**Job**
Could you transcribe the material below exactly, without leaving out a single line?
——
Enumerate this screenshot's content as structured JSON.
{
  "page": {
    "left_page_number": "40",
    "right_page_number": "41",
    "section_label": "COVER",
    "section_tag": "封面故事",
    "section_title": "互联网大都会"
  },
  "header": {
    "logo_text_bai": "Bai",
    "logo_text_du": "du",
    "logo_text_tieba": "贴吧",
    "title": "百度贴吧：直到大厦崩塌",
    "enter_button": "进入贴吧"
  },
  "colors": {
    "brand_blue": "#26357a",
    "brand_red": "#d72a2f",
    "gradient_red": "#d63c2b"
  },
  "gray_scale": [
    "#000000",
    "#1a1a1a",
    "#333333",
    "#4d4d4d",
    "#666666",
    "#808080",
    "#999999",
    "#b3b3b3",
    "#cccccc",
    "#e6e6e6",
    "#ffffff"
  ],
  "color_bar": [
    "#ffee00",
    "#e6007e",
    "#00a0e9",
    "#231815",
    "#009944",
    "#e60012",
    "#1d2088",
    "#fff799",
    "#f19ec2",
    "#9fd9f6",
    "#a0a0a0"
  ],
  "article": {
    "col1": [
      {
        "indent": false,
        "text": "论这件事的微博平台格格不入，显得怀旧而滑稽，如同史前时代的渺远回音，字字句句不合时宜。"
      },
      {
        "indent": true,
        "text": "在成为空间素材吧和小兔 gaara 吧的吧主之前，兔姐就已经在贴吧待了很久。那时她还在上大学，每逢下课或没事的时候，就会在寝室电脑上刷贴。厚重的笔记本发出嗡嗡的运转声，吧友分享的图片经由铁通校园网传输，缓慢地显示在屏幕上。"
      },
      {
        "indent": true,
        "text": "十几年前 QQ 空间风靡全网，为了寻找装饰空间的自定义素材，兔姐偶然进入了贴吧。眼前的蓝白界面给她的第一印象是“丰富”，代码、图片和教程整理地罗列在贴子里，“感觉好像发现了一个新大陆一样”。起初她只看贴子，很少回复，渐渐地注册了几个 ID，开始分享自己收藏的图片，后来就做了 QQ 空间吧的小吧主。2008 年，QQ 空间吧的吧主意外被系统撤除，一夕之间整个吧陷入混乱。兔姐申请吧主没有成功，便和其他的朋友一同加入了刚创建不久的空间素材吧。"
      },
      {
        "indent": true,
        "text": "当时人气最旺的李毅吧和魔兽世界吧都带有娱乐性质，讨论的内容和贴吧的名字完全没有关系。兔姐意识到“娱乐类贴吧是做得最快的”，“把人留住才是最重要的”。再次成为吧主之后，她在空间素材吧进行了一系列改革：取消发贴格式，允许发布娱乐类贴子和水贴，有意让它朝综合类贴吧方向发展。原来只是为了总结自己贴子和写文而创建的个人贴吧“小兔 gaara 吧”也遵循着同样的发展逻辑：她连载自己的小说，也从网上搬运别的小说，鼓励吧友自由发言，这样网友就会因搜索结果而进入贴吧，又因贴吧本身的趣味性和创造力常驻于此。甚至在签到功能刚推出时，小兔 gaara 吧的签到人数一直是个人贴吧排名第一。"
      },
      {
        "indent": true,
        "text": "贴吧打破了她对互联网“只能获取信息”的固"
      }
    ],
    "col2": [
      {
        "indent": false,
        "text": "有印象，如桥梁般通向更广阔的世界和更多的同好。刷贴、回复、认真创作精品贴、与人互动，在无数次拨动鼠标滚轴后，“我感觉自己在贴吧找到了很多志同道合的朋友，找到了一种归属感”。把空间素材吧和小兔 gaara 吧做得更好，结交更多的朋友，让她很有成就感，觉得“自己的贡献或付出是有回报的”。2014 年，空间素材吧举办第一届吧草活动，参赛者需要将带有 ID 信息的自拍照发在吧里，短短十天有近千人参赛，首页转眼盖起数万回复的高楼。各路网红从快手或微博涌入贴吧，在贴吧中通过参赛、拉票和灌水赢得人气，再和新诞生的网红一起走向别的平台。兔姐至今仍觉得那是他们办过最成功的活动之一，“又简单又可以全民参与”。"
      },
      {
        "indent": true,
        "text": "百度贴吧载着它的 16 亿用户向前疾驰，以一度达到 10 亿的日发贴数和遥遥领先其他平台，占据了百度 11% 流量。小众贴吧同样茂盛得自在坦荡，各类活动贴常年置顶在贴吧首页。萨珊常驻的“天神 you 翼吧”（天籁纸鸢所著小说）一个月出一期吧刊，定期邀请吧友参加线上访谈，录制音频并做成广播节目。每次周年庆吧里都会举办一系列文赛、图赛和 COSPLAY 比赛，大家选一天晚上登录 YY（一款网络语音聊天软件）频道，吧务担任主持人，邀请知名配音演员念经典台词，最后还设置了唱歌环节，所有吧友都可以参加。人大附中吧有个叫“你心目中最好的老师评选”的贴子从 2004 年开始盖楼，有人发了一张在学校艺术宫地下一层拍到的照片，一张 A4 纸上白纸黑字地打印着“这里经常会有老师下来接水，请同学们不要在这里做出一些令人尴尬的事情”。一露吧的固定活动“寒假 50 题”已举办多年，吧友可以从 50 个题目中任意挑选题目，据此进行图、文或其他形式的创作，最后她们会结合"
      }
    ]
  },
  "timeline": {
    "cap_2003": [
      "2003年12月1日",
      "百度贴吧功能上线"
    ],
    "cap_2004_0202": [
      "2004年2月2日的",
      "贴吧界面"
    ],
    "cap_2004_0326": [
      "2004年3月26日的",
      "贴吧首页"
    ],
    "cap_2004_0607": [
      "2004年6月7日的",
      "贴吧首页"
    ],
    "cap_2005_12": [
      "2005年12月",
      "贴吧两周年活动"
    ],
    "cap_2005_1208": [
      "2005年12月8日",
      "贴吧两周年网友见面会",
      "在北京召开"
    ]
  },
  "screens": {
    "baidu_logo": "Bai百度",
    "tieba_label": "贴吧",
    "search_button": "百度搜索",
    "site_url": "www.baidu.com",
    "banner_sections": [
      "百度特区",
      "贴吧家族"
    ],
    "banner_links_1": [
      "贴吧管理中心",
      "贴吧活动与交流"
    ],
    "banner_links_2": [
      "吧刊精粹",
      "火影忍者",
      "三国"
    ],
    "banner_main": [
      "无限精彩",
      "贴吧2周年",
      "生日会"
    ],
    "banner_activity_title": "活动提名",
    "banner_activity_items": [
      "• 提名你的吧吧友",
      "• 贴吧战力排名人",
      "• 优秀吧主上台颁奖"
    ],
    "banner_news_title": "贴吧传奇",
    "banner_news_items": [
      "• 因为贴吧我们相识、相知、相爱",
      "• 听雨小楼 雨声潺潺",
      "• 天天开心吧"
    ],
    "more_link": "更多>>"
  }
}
——
**Finished task**
Enumerate this screenshot's content as structured JSON.
{
  "page": {
    "left_page_number": "40",
    "right_page_number": "41",
    "section_label": "COVER",
    "section_tag": "封面故事",
    "section_title": "互联网大都会"
  },
  "header": {
    "logo_text_bai": "Bai",
    "logo_text_du": "du",
    "logo_text_tieba": "贴吧",
    "title": "百度贴吧：直到大厦崩塌",
    "enter_button": "进入贴吧"
  },
  "colors": {
    "brand_blue": "#26357a",
    "brand_red": "#d72a2f",
    "gradient_red": "#d63c2b"
  },
  "gray_scale": [
    "#000000",
    "#1a1a1a",
    "#333333",
    "#4d4d4d",
    "#666666",
    "#808080",
    "#999999",
    "#b3b3b3",
    "#cccccc",
    "#e6e6e6",
    "#ffffff"
  ],
  "color_bar": [
    "#ffee00",
    "#e6007e",
    "#00a0e9",
    "#231815",
    "#009944",
    "#e60012",
    "#1d2088",
    "#fff799",
    "#f19ec2",
    "#9fd9f6",
    "#a0a0a0"
  ],
  "article": {
    "col1": [
      {
        "indent": false,
        "text": "论这件事的微博平台格格不入，显得怀旧而滑稽，如同史前时代的渺远回音，字字句句不合时宜。"
      },
      {
        "indent": true,
        "text": "在成为空间素材吧和小兔 gaara 吧的吧主之前，兔姐就已经在贴吧待了很久。那时她还在上大学，每逢下课或没事的时候，就会在寝室电脑上刷贴。厚重的笔记本发出嗡嗡的运转声，吧友分享的图片经由铁通校园网传输，缓慢地显示在屏幕上。"
      },
      {
        "indent": true,
        "text": "十几年前 QQ 空间风靡全网，为了寻找装饰空间的自定义素材，兔姐偶然进入了贴吧。眼前的蓝白界面给她的第一印象是“丰富”，代码、图片和教程整理地罗列在贴子里，“感觉好像发现了一个新大陆一样”。起初她只看贴子，很少回复，渐渐地注册了几个 ID，开始分享自己收藏的图片，后来就做了 QQ 空间吧的小吧主。2008 年，QQ 空间吧的吧主意外被系统撤除，一夕之间整个吧陷入混乱。兔姐申请吧主没有成功，便和其他的朋友一同加入了刚创建不久的空间素材吧。"
      },
      {
        "indent": true,
        "text": "当时人气最旺的李毅吧和魔兽世界吧都带有娱乐性质，讨论的内容和贴吧的名字完全没有关系。兔姐意识到“娱乐类贴吧是做得最快的”，“把人留住才是最重要的”。再次成为吧主之后，她在空间素材吧进行了一系列改革：取消发贴格式，允许发布娱乐类贴子和水贴，有意让它朝综合类贴吧方向发展。原来只是为了总结自己贴子和写文而创建的个人贴吧“小兔 gaara 吧”也遵循着同样的发展逻辑：她连载自己的小说，也从网上搬运别的小说，鼓励吧友自由发言，这样网友就会因搜索结果而进入贴吧，又因贴吧本身的趣味性和创造力常驻于此。甚至在签到功能刚推出时，小兔 gaara 吧的签到人数一直是个人贴吧排名第一。"
      },
      {
        "indent": true,
        "text": "贴吧打破了她对互联网“只能获取信息”的固"
      }
    ],
    "col2": [
      {
        "indent": false,
        "text": "有印象，如桥梁般通向更广阔的世界和更多的同好。刷贴、回复、认真创作精品贴、与人互动，在无数次拨动鼠标滚轴后，“我感觉自己在贴吧找到了很多志同道合的朋友，找到了一种归属感”。把空间素材吧和小兔 gaara 吧做得更好，结交更多的朋友，让她很有成就感，觉得“自己的贡献或付出是有回报的”。2014 年，空间素材吧举办第一届吧草活动，参赛者需要将带有 ID 信息的自拍照发在吧里，短短十天有近千人参赛，首页转眼盖起数万回复的高楼。各路网红从快手或微博涌入贴吧，在贴吧中通过参赛、拉票和灌水赢得人气，再和新诞生的网红一起走向别的平台。兔姐至今仍觉得那是他们办过最成功的活动之一，“又简单又可以全民参与”。"
      },
      {
        "indent": true,
        "text": "百度贴吧载着它的 16 亿用户向前疾驰，以一度达到 10 亿的日发贴数和遥遥领先其他平台，占据了百度 11% 流量。小众贴吧同样茂盛得自在坦荡，各类活动贴常年置顶在贴吧首页。萨珊常驻的“天神 you 翼吧”（天籁纸鸢所著小说）一个月出一期吧刊，定期邀请吧友参加线上访谈，录制音频并做成广播节目。每次周年庆吧里都会举办一系列文赛、图赛和 COSPLAY 比赛，大家选一天晚上登录 YY（一款网络语音聊天软件）频道，吧务担任主持人，邀请知名配音演员念经典台词，最后还设置了唱歌环节，所有吧友都可以参加。人大附中吧有个叫“你心目中最好的老师评选”的贴子从 2004 年开始盖楼，有人发了一张在学校艺术宫地下一层拍到的照片，一张 A4 纸上白纸黑字地打印着“这里经常会有老师下来接水，请同学们不要在这里做出一些令人尴尬的事情”。一露吧的固定活动“寒假 50 题”已举办多年，吧友可以从 50 个题目中任意挑选题目，据此进行图、文或其他形式的创作，最后她们会结合"
      }
    ]
  },
  "timeline": {
    "cap_2003": [
      "2003年12月1日",
      "百度贴吧功能上线"
    ],
    "cap_2004_0202": [
      "2004年2月2日的",
      "贴吧界面"
    ],
    "cap_2004_0326": [
      "2004年3月26日的",
      "贴吧首页"
    ],
    "cap_2004_0607": [
      "2004年6月7日的",
      "贴吧首页"
    ],
    "cap_2005_12": [
      "2005年12月",
      "贴吧两周年活动"
    ],
    "cap_2005_1208": [
      "2005年12月8日",
      "贴吧两周年网友见面会",
      "在北京召开"
    ]
  },
  "screens": {
    "baidu_logo": "Bai百度",
    "tieba_label": "贴吧",
    "search_button": "百度搜索",
    "site_url": "www.baidu.com",
    "banner_sections": [
      "百度特区",
      "贴吧家族"
    ],
    "banner_links_1": [
      "贴吧管理中心",
      "贴吧活动与交流"
    ],
    "banner_links_2": [
      "吧刊精粹",
      "火影忍者",
      "三国"
    ],
    "banner_main": [
      "无限精彩",
      "贴吧2周年",
      "生日会"
    ],
    "banner_activity_title": "活动提名",
    "banner_activity_items": [
      "• 提名你的吧吧友",
      "• 贴吧战力排名人",
      "• 优秀吧主上台颁奖"
    ],
    "banner_news_title": "贴吧传奇",
    "banner_news_items": [
      "• 因为贴吧我们相识、相知、相爱",
      "• 听雨小楼 雨声潺潺",
      "• 天天开心吧"
    ],
    "more_link": "更多>>"
  }
}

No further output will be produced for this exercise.